TASK TO CARRY OUT:
Extract each line bearing the word "this".

Chart and figure data
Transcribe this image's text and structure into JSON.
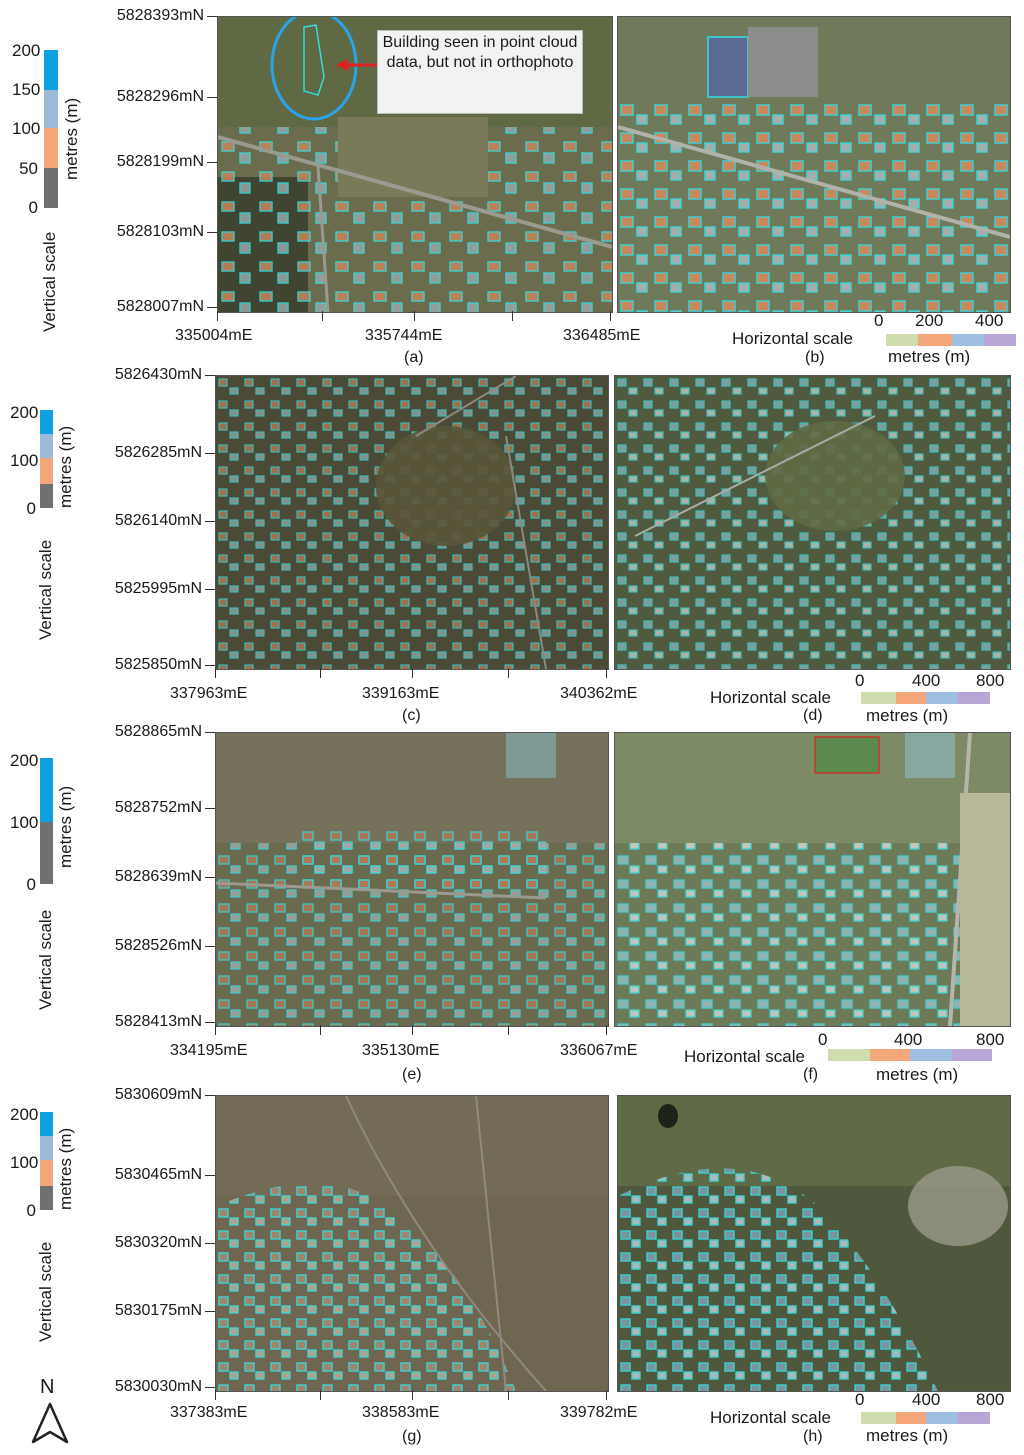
{
  "panels": [
    {
      "y_ticks": [
        "5828393mN",
        "5828296mN",
        "5828199mN",
        "5828103mN",
        "5828007mN"
      ],
      "x_ticks": [
        "335004mE",
        "335744mE",
        "336485mE"
      ],
      "left_label": "(a)",
      "right_label": "(b)",
      "vertical_scale": {
        "title": "Vertical scale",
        "unit": "metres (m)",
        "ticks": [
          "200",
          "150",
          "100",
          "50",
          "0"
        ]
      },
      "horizontal_scale": {
        "title": "Horizontal scale",
        "unit": "metres (m)",
        "ticks": [
          "0",
          "200",
          "400"
        ]
      },
      "annotation": "Building seen in point cloud data, but not in orthophoto"
    },
    {
      "y_ticks": [
        "5826430mN",
        "5826285mN",
        "5826140mN",
        "5825995mN",
        "5825850mN"
      ],
      "x_ticks": [
        "337963mE",
        "339163mE",
        "340362mE"
      ],
      "left_label": "(c)",
      "right_label": "(d)",
      "vertical_scale": {
        "title": "Vertical scale",
        "unit": "metres (m)",
        "ticks": [
          "200",
          "100",
          "0"
        ]
      },
      "horizontal_scale": {
        "title": "Horizontal scale",
        "unit": "metres (m)",
        "ticks": [
          "0",
          "400",
          "800"
        ]
      }
    },
    {
      "y_ticks": [
        "5828865mN",
        "5828752mN",
        "5828639mN",
        "5828526mN",
        "5828413mN"
      ],
      "x_ticks": [
        "334195mE",
        "335130mE",
        "336067mE"
      ],
      "left_label": "(e)",
      "right_label": "(f)",
      "vertical_scale": {
        "title": "Vertical scale",
        "unit": "metres (m)",
        "ticks": [
          "200",
          "100",
          "0"
        ]
      },
      "horizontal_scale": {
        "title": "Horizontal scale",
        "unit": "metres (m)",
        "ticks": [
          "0",
          "400",
          "800"
        ]
      }
    },
    {
      "y_ticks": [
        "5830609mN",
        "5830465mN",
        "5830320mN",
        "5830175mN",
        "5830030mN"
      ],
      "x_ticks": [
        "337383mE",
        "338583mE",
        "339782mE"
      ],
      "left_label": "(g)",
      "right_label": "(h)",
      "vertical_scale": {
        "title": "Vertical scale",
        "unit": "metres (m)",
        "ticks": [
          "200",
          "100",
          "0"
        ]
      },
      "horizontal_scale": {
        "title": "Horizontal scale",
        "unit": "metres (m)",
        "ticks": [
          "0",
          "400",
          "800"
        ]
      }
    }
  ],
  "north_arrow": "N",
  "colors": {
    "outline": "#35e0e6",
    "callout_arrow": "#e02020",
    "circle": "#2aa3e8",
    "v_blue": "#0ea0df",
    "v_lightblue": "#9dbbd9",
    "v_orange": "#f3a77a",
    "v_gray": "#707070",
    "h_green": "#cfdcae",
    "h_orange": "#f3a77a",
    "h_blue": "#9fbfe0",
    "h_purple": "#b7a6d6"
  }
}
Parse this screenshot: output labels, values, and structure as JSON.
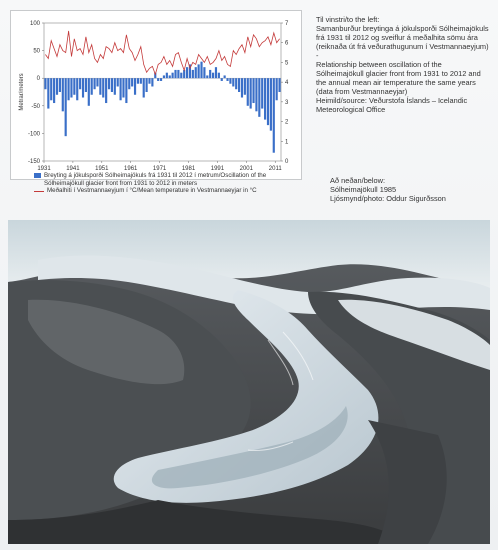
{
  "caption_right": {
    "heading": "Til vinstri/to the left:",
    "is_text": "Samanburður breytinga á jökulsporði Sólheimajökuls frá 1931 til 2012 og sveiflur á meðalhita sömu ára (reiknaða út frá veðurathugunum í Vestmannaeyjum) -",
    "en_text": "Relationship between oscillation of the Sólheimajökull glacier front from 1931 to 2012 and the annual mean air temperature the same years (data from Vestmannaeyjar)",
    "source": "Heimild/source: Veðurstofa Íslands – Icelandic Meteorological Office"
  },
  "photo_caption": {
    "line1": "Að neðan/below:",
    "line2": "Sólheimajökull 1985",
    "line3": "Ljósmynd/photo: Oddur Sigurðsson"
  },
  "legend": {
    "bar_label": "Breyting á jökulsporði Sólheimajökuls frá 1931 til 2012 í metrum/Oscillation of the Sólheimajökull glacier front from 1931 to 2012 in meters",
    "line_label": "Meðalhiti í Vestmannaeyjum í °C/Mean temperature in Vestmannaeyjar in °C"
  },
  "colors": {
    "bar": "#3a6fc8",
    "line": "#c43a3a"
  },
  "chart_data": {
    "type": "bar",
    "title": "",
    "ylabel": "Metrar/meters",
    "ylim": [
      -150,
      100
    ],
    "y_ticks": [
      100,
      50,
      0,
      -50,
      -100,
      -150
    ],
    "y2lim": [
      0,
      7
    ],
    "y2_ticks": [
      7,
      6,
      5,
      4,
      3,
      2,
      1,
      0
    ],
    "x_ticks": [
      "1931",
      "1941",
      "1951",
      "1961",
      "1971",
      "1981",
      "1991",
      "2001",
      "2011"
    ],
    "x": [
      1931,
      1932,
      1933,
      1934,
      1935,
      1936,
      1937,
      1938,
      1939,
      1940,
      1941,
      1942,
      1943,
      1944,
      1945,
      1946,
      1947,
      1948,
      1949,
      1950,
      1951,
      1952,
      1953,
      1954,
      1955,
      1956,
      1957,
      1958,
      1959,
      1960,
      1961,
      1962,
      1963,
      1964,
      1965,
      1966,
      1967,
      1968,
      1969,
      1970,
      1971,
      1972,
      1973,
      1974,
      1975,
      1976,
      1977,
      1978,
      1979,
      1980,
      1981,
      1982,
      1983,
      1984,
      1985,
      1986,
      1987,
      1988,
      1989,
      1990,
      1991,
      1992,
      1993,
      1994,
      1995,
      1996,
      1997,
      1998,
      1999,
      2000,
      2001,
      2002,
      2003,
      2004,
      2005,
      2006,
      2007,
      2008,
      2009,
      2010,
      2011,
      2012
    ],
    "series": [
      {
        "name": "Breyting á jökulsporði Sólheimajökuls frá 1931 til 2012 í metrum/Oscillation of the Sólheimajökull glacier front from 1931 to 2012 in meters",
        "type": "bar",
        "values": [
          -20,
          -55,
          -40,
          -45,
          -30,
          -25,
          -60,
          -105,
          -40,
          -35,
          -30,
          -40,
          -20,
          -35,
          -25,
          -50,
          -30,
          -20,
          -15,
          -30,
          -35,
          -45,
          -20,
          -25,
          -30,
          -15,
          -40,
          -35,
          -45,
          -20,
          -15,
          -30,
          -10,
          -10,
          -35,
          -25,
          -10,
          -15,
          10,
          -5,
          -5,
          5,
          10,
          5,
          10,
          15,
          15,
          10,
          15,
          20,
          25,
          15,
          20,
          25,
          30,
          20,
          5,
          15,
          10,
          20,
          10,
          -5,
          5,
          -5,
          -10,
          -15,
          -20,
          -25,
          -35,
          -30,
          -50,
          -55,
          -45,
          -60,
          -70,
          -55,
          -75,
          -85,
          -95,
          -135,
          -40,
          -25
        ]
      },
      {
        "name": "Meðalhiti í Vestmannaeyjum í °C/Mean temperature in Vestmannaeyjar in °C",
        "type": "line",
        "axis": "right",
        "values": [
          5.4,
          5.2,
          6.1,
          5.7,
          5.3,
          5.9,
          5.6,
          5.5,
          6.6,
          5.3,
          6.2,
          5.6,
          5.7,
          5.4,
          6.3,
          5.5,
          5.9,
          5.2,
          5.0,
          5.4,
          5.2,
          5.8,
          5.7,
          5.5,
          6.0,
          5.6,
          5.7,
          5.5,
          6.4,
          5.7,
          5.5,
          5.1,
          5.4,
          5.8,
          4.9,
          4.5,
          4.7,
          4.8,
          4.4,
          4.9,
          5.0,
          5.3,
          4.9,
          5.1,
          4.8,
          5.4,
          5.5,
          5.0,
          4.6,
          5.2,
          4.7,
          5.0,
          4.9,
          5.4,
          5.2,
          5.0,
          5.3,
          4.9,
          5.0,
          5.2,
          5.6,
          5.1,
          5.3,
          4.9,
          4.8,
          5.6,
          5.4,
          5.7,
          5.9,
          5.5,
          6.3,
          5.8,
          6.4,
          6.2,
          5.8,
          6.0,
          6.1,
          6.3,
          5.9,
          6.5,
          6.0,
          6.2
        ]
      }
    ]
  }
}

TASK SOLUTION:
Transcribe this image's text and structure into JSON.
Parse this screenshot: output labels, values, and structure as JSON.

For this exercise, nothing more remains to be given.